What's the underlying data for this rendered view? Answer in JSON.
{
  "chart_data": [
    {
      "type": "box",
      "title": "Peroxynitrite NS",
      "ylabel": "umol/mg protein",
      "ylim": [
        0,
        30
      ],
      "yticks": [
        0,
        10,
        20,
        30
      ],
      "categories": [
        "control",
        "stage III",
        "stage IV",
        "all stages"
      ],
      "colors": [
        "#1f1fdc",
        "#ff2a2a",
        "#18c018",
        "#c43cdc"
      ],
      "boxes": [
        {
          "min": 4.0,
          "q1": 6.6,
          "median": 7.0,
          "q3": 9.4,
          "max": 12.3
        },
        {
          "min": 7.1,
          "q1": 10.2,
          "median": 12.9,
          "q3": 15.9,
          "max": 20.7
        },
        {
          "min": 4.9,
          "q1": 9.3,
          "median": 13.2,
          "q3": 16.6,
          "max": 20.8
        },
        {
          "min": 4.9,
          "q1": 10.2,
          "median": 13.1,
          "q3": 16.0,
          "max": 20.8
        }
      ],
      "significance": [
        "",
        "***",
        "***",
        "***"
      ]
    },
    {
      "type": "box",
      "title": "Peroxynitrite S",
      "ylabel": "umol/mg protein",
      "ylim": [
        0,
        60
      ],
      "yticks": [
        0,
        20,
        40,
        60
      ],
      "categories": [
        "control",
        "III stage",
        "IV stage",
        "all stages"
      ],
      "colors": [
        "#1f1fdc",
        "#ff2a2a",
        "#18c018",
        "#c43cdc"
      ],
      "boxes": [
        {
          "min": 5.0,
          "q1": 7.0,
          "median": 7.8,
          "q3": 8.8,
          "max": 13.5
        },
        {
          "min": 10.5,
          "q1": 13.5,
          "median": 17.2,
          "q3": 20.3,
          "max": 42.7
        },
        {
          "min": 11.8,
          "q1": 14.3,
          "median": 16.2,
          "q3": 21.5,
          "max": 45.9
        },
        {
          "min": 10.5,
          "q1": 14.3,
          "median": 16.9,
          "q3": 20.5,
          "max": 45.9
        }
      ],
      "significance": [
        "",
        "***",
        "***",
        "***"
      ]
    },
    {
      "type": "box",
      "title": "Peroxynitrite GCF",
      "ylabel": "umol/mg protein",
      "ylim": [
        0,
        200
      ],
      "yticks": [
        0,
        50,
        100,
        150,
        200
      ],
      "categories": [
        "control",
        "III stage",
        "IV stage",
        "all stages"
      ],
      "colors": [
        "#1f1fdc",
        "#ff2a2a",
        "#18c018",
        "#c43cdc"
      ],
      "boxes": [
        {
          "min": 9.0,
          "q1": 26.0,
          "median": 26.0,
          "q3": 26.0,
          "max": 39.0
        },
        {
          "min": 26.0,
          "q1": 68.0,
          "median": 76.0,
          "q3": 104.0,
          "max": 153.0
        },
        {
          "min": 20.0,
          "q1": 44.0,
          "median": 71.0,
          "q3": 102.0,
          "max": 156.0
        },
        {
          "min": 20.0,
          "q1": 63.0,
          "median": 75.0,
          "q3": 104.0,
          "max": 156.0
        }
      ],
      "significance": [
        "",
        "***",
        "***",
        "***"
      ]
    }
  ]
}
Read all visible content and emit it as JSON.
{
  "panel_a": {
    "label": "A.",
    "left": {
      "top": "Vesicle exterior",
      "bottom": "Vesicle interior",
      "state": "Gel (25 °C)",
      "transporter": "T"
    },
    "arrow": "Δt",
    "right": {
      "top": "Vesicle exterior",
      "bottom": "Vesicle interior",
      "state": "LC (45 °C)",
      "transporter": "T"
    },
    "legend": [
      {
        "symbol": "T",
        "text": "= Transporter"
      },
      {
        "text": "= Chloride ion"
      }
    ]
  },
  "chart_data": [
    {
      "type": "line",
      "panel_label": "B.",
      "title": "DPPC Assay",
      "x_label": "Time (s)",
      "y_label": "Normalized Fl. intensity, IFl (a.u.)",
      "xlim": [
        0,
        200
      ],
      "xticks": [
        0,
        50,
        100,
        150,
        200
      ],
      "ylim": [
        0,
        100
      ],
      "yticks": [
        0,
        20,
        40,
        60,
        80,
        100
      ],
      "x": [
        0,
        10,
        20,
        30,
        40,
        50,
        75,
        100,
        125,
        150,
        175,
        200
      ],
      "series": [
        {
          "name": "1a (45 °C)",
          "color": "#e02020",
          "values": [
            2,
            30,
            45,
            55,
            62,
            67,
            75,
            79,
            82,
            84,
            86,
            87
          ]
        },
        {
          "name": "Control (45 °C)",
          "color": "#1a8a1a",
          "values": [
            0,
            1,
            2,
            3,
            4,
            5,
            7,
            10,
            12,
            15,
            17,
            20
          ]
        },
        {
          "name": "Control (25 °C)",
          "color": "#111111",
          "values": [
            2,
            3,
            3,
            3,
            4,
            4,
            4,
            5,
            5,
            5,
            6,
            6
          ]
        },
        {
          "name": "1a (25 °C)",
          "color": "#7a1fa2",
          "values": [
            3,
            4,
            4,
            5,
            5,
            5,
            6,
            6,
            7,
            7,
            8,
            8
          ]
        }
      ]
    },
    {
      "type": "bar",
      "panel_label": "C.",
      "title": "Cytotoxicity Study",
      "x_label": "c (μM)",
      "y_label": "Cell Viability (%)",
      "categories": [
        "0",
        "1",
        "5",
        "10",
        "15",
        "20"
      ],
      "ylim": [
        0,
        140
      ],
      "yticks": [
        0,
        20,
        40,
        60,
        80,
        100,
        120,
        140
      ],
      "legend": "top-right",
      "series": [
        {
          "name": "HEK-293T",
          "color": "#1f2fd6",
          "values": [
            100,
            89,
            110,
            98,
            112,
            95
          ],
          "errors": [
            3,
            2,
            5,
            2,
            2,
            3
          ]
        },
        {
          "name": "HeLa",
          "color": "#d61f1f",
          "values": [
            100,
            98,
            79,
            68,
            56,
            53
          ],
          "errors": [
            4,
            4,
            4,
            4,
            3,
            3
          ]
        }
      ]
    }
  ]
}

────────────────────

**What this task involves**
Every line of the listing, first to last, should be retyped exactly.

**Task response**
What's the underlying data for this rendered view? Answer in JSON.
{
  "chart_data": [
    {
      "type": "box",
      "title": "Peroxynitrite NS",
      "ylabel": "umol/mg protein",
      "ylim": [
        0,
        30
      ],
      "yticks": [
        0,
        10,
        20,
        30
      ],
      "categories": [
        "control",
        "stage III",
        "stage IV",
        "all stages"
      ],
      "colors": [
        "#1f1fdc",
        "#ff2a2a",
        "#18c018",
        "#c43cdc"
      ],
      "boxes": [
        {
          "min": 4.0,
          "q1": 6.6,
          "median": 7.0,
          "q3": 9.4,
          "max": 12.3
        },
        {
          "min": 7.1,
          "q1": 10.2,
          "median": 12.9,
          "q3": 15.9,
          "max": 20.7
        },
        {
          "min": 4.9,
          "q1": 9.3,
          "median": 13.2,
          "q3": 16.6,
          "max": 20.8
        },
        {
          "min": 4.9,
          "q1": 10.2,
          "median": 13.1,
          "q3": 16.0,
          "max": 20.8
        }
      ],
      "significance": [
        "",
        "***",
        "***",
        "***"
      ]
    },
    {
      "type": "box",
      "title": "Peroxynitrite S",
      "ylabel": "umol/mg protein",
      "ylim": [
        0,
        60
      ],
      "yticks": [
        0,
        20,
        40,
        60
      ],
      "categories": [
        "control",
        "III stage",
        "IV stage",
        "all stages"
      ],
      "colors": [
        "#1f1fdc",
        "#ff2a2a",
        "#18c018",
        "#c43cdc"
      ],
      "boxes": [
        {
          "min": 5.0,
          "q1": 7.0,
          "median": 7.8,
          "q3": 8.8,
          "max": 13.5
        },
        {
          "min": 10.5,
          "q1": 13.5,
          "median": 17.2,
          "q3": 20.3,
          "max": 42.7
        },
        {
          "min": 11.8,
          "q1": 14.3,
          "median": 16.2,
          "q3": 21.5,
          "max": 45.9
        },
        {
          "min": 10.5,
          "q1": 14.3,
          "median": 16.9,
          "q3": 20.5,
          "max": 45.9
        }
      ],
      "significance": [
        "",
        "***",
        "***",
        "***"
      ]
    },
    {
      "type": "box",
      "title": "Peroxynitrite GCF",
      "ylabel": "umol/mg protein",
      "ylim": [
        0,
        200
      ],
      "yticks": [
        0,
        50,
        100,
        150,
        200
      ],
      "categories": [
        "control",
        "III stage",
        "IV stage",
        "all stages"
      ],
      "colors": [
        "#1f1fdc",
        "#ff2a2a",
        "#18c018",
        "#c43cdc"
      ],
      "boxes": [
        {
          "min": 9.0,
          "q1": 26.0,
          "median": 26.0,
          "q3": 26.0,
          "max": 39.0
        },
        {
          "min": 26.0,
          "q1": 68.0,
          "median": 76.0,
          "q3": 104.0,
          "max": 153.0
        },
        {
          "min": 20.0,
          "q1": 44.0,
          "median": 71.0,
          "q3": 102.0,
          "max": 156.0
        },
        {
          "min": 20.0,
          "q1": 63.0,
          "median": 75.0,
          "q3": 104.0,
          "max": 156.0
        }
      ],
      "significance": [
        "",
        "***",
        "***",
        "***"
      ]
    }
  ]
}
Read all visible content and emit it as JSON.
{
  "panel_a": {
    "label": "A.",
    "left": {
      "top": "Vesicle exterior",
      "bottom": "Vesicle interior",
      "state": "Gel (25 °C)",
      "transporter": "T"
    },
    "arrow": "Δt",
    "right": {
      "top": "Vesicle exterior",
      "bottom": "Vesicle interior",
      "state": "LC (45 °C)",
      "transporter": "T"
    },
    "legend": [
      {
        "symbol": "T",
        "text": "= Transporter"
      },
      {
        "text": "= Chloride ion"
      }
    ]
  },
  "chart_data": [
    {
      "type": "line",
      "panel_label": "B.",
      "title": "DPPC Assay",
      "x_label": "Time (s)",
      "y_label": "Normalized Fl. intensity, IFl (a.u.)",
      "xlim": [
        0,
        200
      ],
      "xticks": [
        0,
        50,
        100,
        150,
        200
      ],
      "ylim": [
        0,
        100
      ],
      "yticks": [
        0,
        20,
        40,
        60,
        80,
        100
      ],
      "x": [
        0,
        10,
        20,
        30,
        40,
        50,
        75,
        100,
        125,
        150,
        175,
        200
      ],
      "series": [
        {
          "name": "1a (45 °C)",
          "color": "#e02020",
          "values": [
            2,
            30,
            45,
            55,
            62,
            67,
            75,
            79,
            82,
            84,
            86,
            87
          ]
        },
        {
          "name": "Control (45 °C)",
          "color": "#1a8a1a",
          "values": [
            0,
            1,
            2,
            3,
            4,
            5,
            7,
            10,
            12,
            15,
            17,
            20
          ]
        },
        {
          "name": "Control (25 °C)",
          "color": "#111111",
          "values": [
            2,
            3,
            3,
            3,
            4,
            4,
            4,
            5,
            5,
            5,
            6,
            6
          ]
        },
        {
          "name": "1a (25 °C)",
          "color": "#7a1fa2",
          "values": [
            3,
            4,
            4,
            5,
            5,
            5,
            6,
            6,
            7,
            7,
            8,
            8
          ]
        }
      ]
    },
    {
      "type": "bar",
      "panel_label": "C.",
      "title": "Cytotoxicity Study",
      "x_label": "c (μM)",
      "y_label": "Cell Viability (%)",
      "categories": [
        "0",
        "1",
        "5",
        "10",
        "15",
        "20"
      ],
      "ylim": [
        0,
        140
      ],
      "yticks": [
        0,
        20,
        40,
        60,
        80,
        100,
        120,
        140
      ],
      "legend": "top-right",
      "series": [
        {
          "name": "HEK-293T",
          "color": "#1f2fd6",
          "values": [
            100,
            89,
            110,
            98,
            112,
            95
          ],
          "errors": [
            3,
            2,
            5,
            2,
            2,
            3
          ]
        },
        {
          "name": "HeLa",
          "color": "#d61f1f",
          "values": [
            100,
            98,
            79,
            68,
            56,
            53
          ],
          "errors": [
            4,
            4,
            4,
            4,
            3,
            3
          ]
        }
      ]
    }
  ]
}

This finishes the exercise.